>> START Items

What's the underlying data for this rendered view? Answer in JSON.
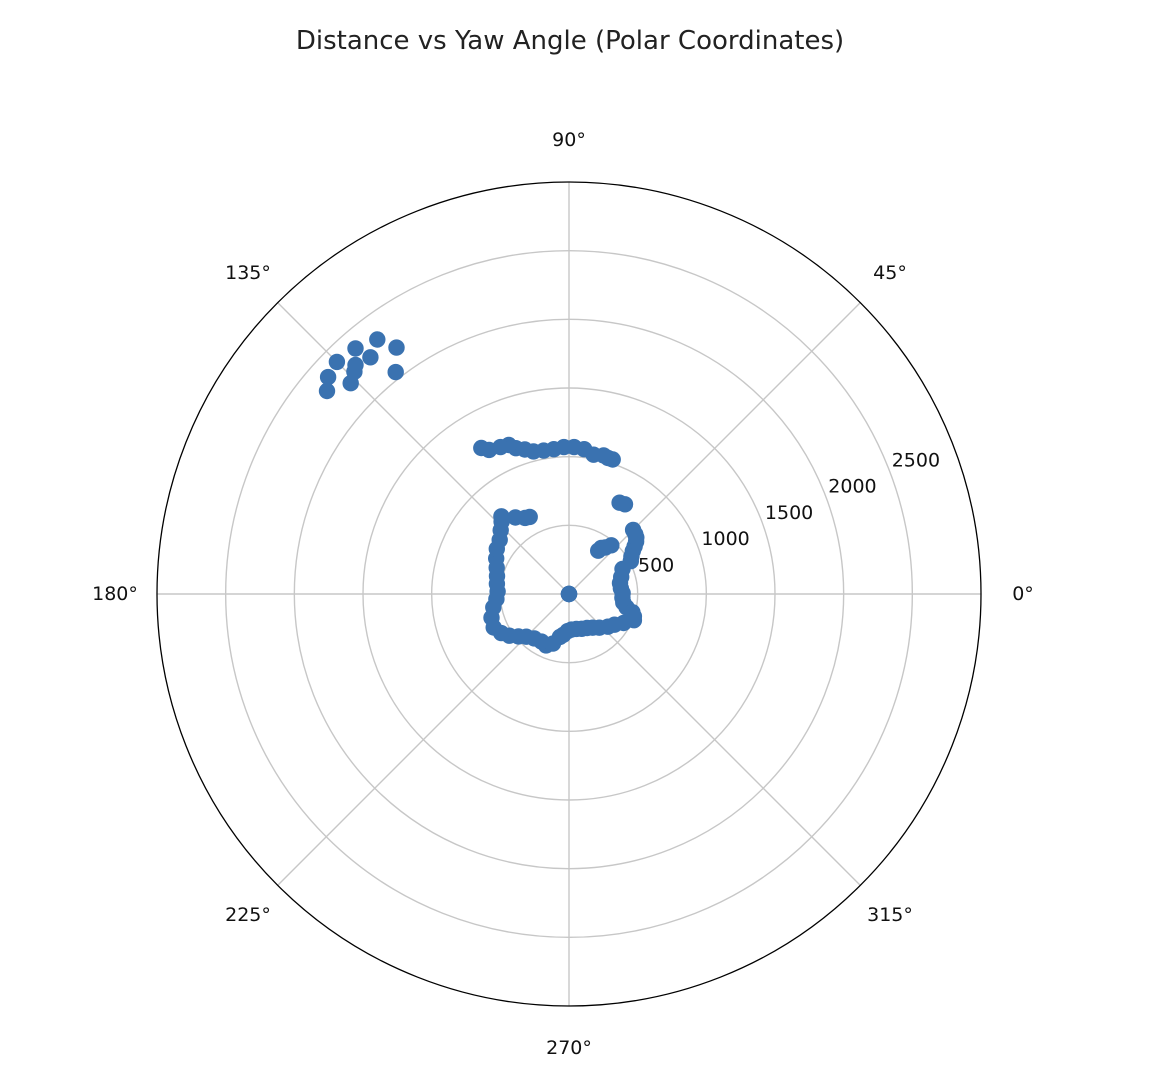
{
  "chart_data": {
    "type": "scatter",
    "projection": "polar",
    "title": "Distance vs Yaw Angle (Polar Coordinates)",
    "theta_unit": "degrees",
    "theta_ticks": [
      "0°",
      "45°",
      "90°",
      "135°",
      "180°",
      "225°",
      "270°",
      "315°"
    ],
    "r_ticks": [
      500,
      1000,
      1500,
      2000,
      2500
    ],
    "r_tick_labels": [
      "500",
      "1000",
      "1500",
      "2000",
      "2500"
    ],
    "r_range": [
      0,
      3000
    ],
    "grid": true,
    "marker_color": "#3a72b0",
    "series": [
      {
        "points": [
          {
            "theta": 0,
            "r": 0
          },
          {
            "theta": 90,
            "r": 0
          },
          {
            "theta": 180,
            "r": 0
          },
          {
            "theta": 270,
            "r": 0
          },
          {
            "theta": 28,
            "r": 510
          },
          {
            "theta": 31,
            "r": 530
          },
          {
            "theta": 34,
            "r": 560
          },
          {
            "theta": 36,
            "r": 590
          },
          {
            "theta": 38,
            "r": 620
          },
          {
            "theta": 40,
            "r": 640
          },
          {
            "theta": 42,
            "r": 650
          },
          {
            "theta": 45,
            "r": 660
          },
          {
            "theta": 52,
            "r": 430
          },
          {
            "theta": 55,
            "r": 410
          },
          {
            "theta": 58,
            "r": 770
          },
          {
            "theta": 61,
            "r": 760
          },
          {
            "theta": 49,
            "r": 470
          },
          {
            "theta": 56,
            "r": 380
          },
          {
            "theta": 25,
            "r": 430
          },
          {
            "theta": 18,
            "r": 400
          },
          {
            "theta": 12,
            "r": 380
          },
          {
            "theta": 6,
            "r": 380
          },
          {
            "theta": 1,
            "r": 390
          },
          {
            "theta": -4,
            "r": 390
          },
          {
            "theta": -9,
            "r": 400
          },
          {
            "theta": -13,
            "r": 430
          },
          {
            "theta": -16,
            "r": 480
          },
          {
            "theta": -19,
            "r": 500
          },
          {
            "theta": -22,
            "r": 510
          },
          {
            "theta": -28,
            "r": 450
          },
          {
            "theta": -34,
            "r": 400
          },
          {
            "theta": -40,
            "r": 370
          },
          {
            "theta": -48,
            "r": 330
          },
          {
            "theta": -55,
            "r": 300
          },
          {
            "theta": -62,
            "r": 280
          },
          {
            "theta": -70,
            "r": 270
          },
          {
            "theta": -78,
            "r": 260
          },
          {
            "theta": -86,
            "r": 260
          },
          {
            "theta": -92,
            "r": 270
          },
          {
            "theta": -98,
            "r": 300
          },
          {
            "theta": -102,
            "r": 320
          },
          {
            "theta": -108,
            "r": 380
          },
          {
            "theta": -114,
            "r": 410
          },
          {
            "theta": -120,
            "r": 400
          },
          {
            "theta": -128,
            "r": 410
          },
          {
            "theta": -135,
            "r": 440
          },
          {
            "theta": -140,
            "r": 480
          },
          {
            "theta": -145,
            "r": 530
          },
          {
            "theta": -150,
            "r": 570
          },
          {
            "theta": -156,
            "r": 600
          },
          {
            "theta": -163,
            "r": 590
          },
          {
            "theta": -170,
            "r": 560
          },
          {
            "theta": -176,
            "r": 530
          },
          {
            "theta": 178,
            "r": 520
          },
          {
            "theta": 172,
            "r": 530
          },
          {
            "theta": 166,
            "r": 540
          },
          {
            "theta": 160,
            "r": 560
          },
          {
            "theta": 154,
            "r": 590
          },
          {
            "theta": 148,
            "r": 620
          },
          {
            "theta": 142,
            "r": 640
          },
          {
            "theta": 137,
            "r": 680
          },
          {
            "theta": 133,
            "r": 720
          },
          {
            "theta": 131,
            "r": 750
          },
          {
            "theta": 125,
            "r": 680
          },
          {
            "theta": 120,
            "r": 640
          },
          {
            "theta": 117,
            "r": 630
          },
          {
            "theta": 104,
            "r": 1070
          },
          {
            "theta": 107,
            "r": 1100
          },
          {
            "theta": 110,
            "r": 1130
          },
          {
            "theta": 112,
            "r": 1170
          },
          {
            "theta": 115,
            "r": 1180
          },
          {
            "theta": 100,
            "r": 1060
          },
          {
            "theta": 96,
            "r": 1060
          },
          {
            "theta": 92,
            "r": 1070
          },
          {
            "theta": 88,
            "r": 1070
          },
          {
            "theta": 84,
            "r": 1060
          },
          {
            "theta": 80,
            "r": 1030
          },
          {
            "theta": 76,
            "r": 1040
          },
          {
            "theta": 74,
            "r": 1030
          },
          {
            "theta": 72,
            "r": 1030
          },
          {
            "theta": 119,
            "r": 1200
          },
          {
            "theta": 121,
            "r": 1240
          },
          {
            "theta": 134,
            "r": 2250
          },
          {
            "theta": 130,
            "r": 2250
          },
          {
            "theta": 127,
            "r": 2320
          },
          {
            "theta": 140,
            "r": 2300
          },
          {
            "theta": 136,
            "r": 2210
          },
          {
            "theta": 133,
            "r": 2280
          },
          {
            "theta": 131,
            "r": 2370
          },
          {
            "theta": 125,
            "r": 2190
          },
          {
            "theta": 128,
            "r": 2050
          },
          {
            "theta": 135,
            "r": 2390
          },
          {
            "theta": 138,
            "r": 2360
          }
        ]
      }
    ]
  }
}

>> END Items

All of the records above must be copied exactly, except for the pictures.

What's the underlying data for this rendered view? Answer in JSON.
{
  "chart_data": {
    "type": "scatter",
    "projection": "polar",
    "title": "Distance vs Yaw Angle (Polar Coordinates)",
    "theta_unit": "degrees",
    "theta_ticks": [
      "0°",
      "45°",
      "90°",
      "135°",
      "180°",
      "225°",
      "270°",
      "315°"
    ],
    "r_ticks": [
      500,
      1000,
      1500,
      2000,
      2500
    ],
    "r_tick_labels": [
      "500",
      "1000",
      "1500",
      "2000",
      "2500"
    ],
    "r_range": [
      0,
      3000
    ],
    "grid": true,
    "marker_color": "#3a72b0",
    "series": [
      {
        "points": [
          {
            "theta": 0,
            "r": 0
          },
          {
            "theta": 90,
            "r": 0
          },
          {
            "theta": 180,
            "r": 0
          },
          {
            "theta": 270,
            "r": 0
          },
          {
            "theta": 28,
            "r": 510
          },
          {
            "theta": 31,
            "r": 530
          },
          {
            "theta": 34,
            "r": 560
          },
          {
            "theta": 36,
            "r": 590
          },
          {
            "theta": 38,
            "r": 620
          },
          {
            "theta": 40,
            "r": 640
          },
          {
            "theta": 42,
            "r": 650
          },
          {
            "theta": 45,
            "r": 660
          },
          {
            "theta": 52,
            "r": 430
          },
          {
            "theta": 55,
            "r": 410
          },
          {
            "theta": 58,
            "r": 770
          },
          {
            "theta": 61,
            "r": 760
          },
          {
            "theta": 49,
            "r": 470
          },
          {
            "theta": 56,
            "r": 380
          },
          {
            "theta": 25,
            "r": 430
          },
          {
            "theta": 18,
            "r": 400
          },
          {
            "theta": 12,
            "r": 380
          },
          {
            "theta": 6,
            "r": 380
          },
          {
            "theta": 1,
            "r": 390
          },
          {
            "theta": -4,
            "r": 390
          },
          {
            "theta": -9,
            "r": 400
          },
          {
            "theta": -13,
            "r": 430
          },
          {
            "theta": -16,
            "r": 480
          },
          {
            "theta": -19,
            "r": 500
          },
          {
            "theta": -22,
            "r": 510
          },
          {
            "theta": -28,
            "r": 450
          },
          {
            "theta": -34,
            "r": 400
          },
          {
            "theta": -40,
            "r": 370
          },
          {
            "theta": -48,
            "r": 330
          },
          {
            "theta": -55,
            "r": 300
          },
          {
            "theta": -62,
            "r": 280
          },
          {
            "theta": -70,
            "r": 270
          },
          {
            "theta": -78,
            "r": 260
          },
          {
            "theta": -86,
            "r": 260
          },
          {
            "theta": -92,
            "r": 270
          },
          {
            "theta": -98,
            "r": 300
          },
          {
            "theta": -102,
            "r": 320
          },
          {
            "theta": -108,
            "r": 380
          },
          {
            "theta": -114,
            "r": 410
          },
          {
            "theta": -120,
            "r": 400
          },
          {
            "theta": -128,
            "r": 410
          },
          {
            "theta": -135,
            "r": 440
          },
          {
            "theta": -140,
            "r": 480
          },
          {
            "theta": -145,
            "r": 530
          },
          {
            "theta": -150,
            "r": 570
          },
          {
            "theta": -156,
            "r": 600
          },
          {
            "theta": -163,
            "r": 590
          },
          {
            "theta": -170,
            "r": 560
          },
          {
            "theta": -176,
            "r": 530
          },
          {
            "theta": 178,
            "r": 520
          },
          {
            "theta": 172,
            "r": 530
          },
          {
            "theta": 166,
            "r": 540
          },
          {
            "theta": 160,
            "r": 560
          },
          {
            "theta": 154,
            "r": 590
          },
          {
            "theta": 148,
            "r": 620
          },
          {
            "theta": 142,
            "r": 640
          },
          {
            "theta": 137,
            "r": 680
          },
          {
            "theta": 133,
            "r": 720
          },
          {
            "theta": 131,
            "r": 750
          },
          {
            "theta": 125,
            "r": 680
          },
          {
            "theta": 120,
            "r": 640
          },
          {
            "theta": 117,
            "r": 630
          },
          {
            "theta": 104,
            "r": 1070
          },
          {
            "theta": 107,
            "r": 1100
          },
          {
            "theta": 110,
            "r": 1130
          },
          {
            "theta": 112,
            "r": 1170
          },
          {
            "theta": 115,
            "r": 1180
          },
          {
            "theta": 100,
            "r": 1060
          },
          {
            "theta": 96,
            "r": 1060
          },
          {
            "theta": 92,
            "r": 1070
          },
          {
            "theta": 88,
            "r": 1070
          },
          {
            "theta": 84,
            "r": 1060
          },
          {
            "theta": 80,
            "r": 1030
          },
          {
            "theta": 76,
            "r": 1040
          },
          {
            "theta": 74,
            "r": 1030
          },
          {
            "theta": 72,
            "r": 1030
          },
          {
            "theta": 119,
            "r": 1200
          },
          {
            "theta": 121,
            "r": 1240
          },
          {
            "theta": 134,
            "r": 2250
          },
          {
            "theta": 130,
            "r": 2250
          },
          {
            "theta": 127,
            "r": 2320
          },
          {
            "theta": 140,
            "r": 2300
          },
          {
            "theta": 136,
            "r": 2210
          },
          {
            "theta": 133,
            "r": 2280
          },
          {
            "theta": 131,
            "r": 2370
          },
          {
            "theta": 125,
            "r": 2190
          },
          {
            "theta": 128,
            "r": 2050
          },
          {
            "theta": 135,
            "r": 2390
          },
          {
            "theta": 138,
            "r": 2360
          }
        ]
      }
    ]
  }
}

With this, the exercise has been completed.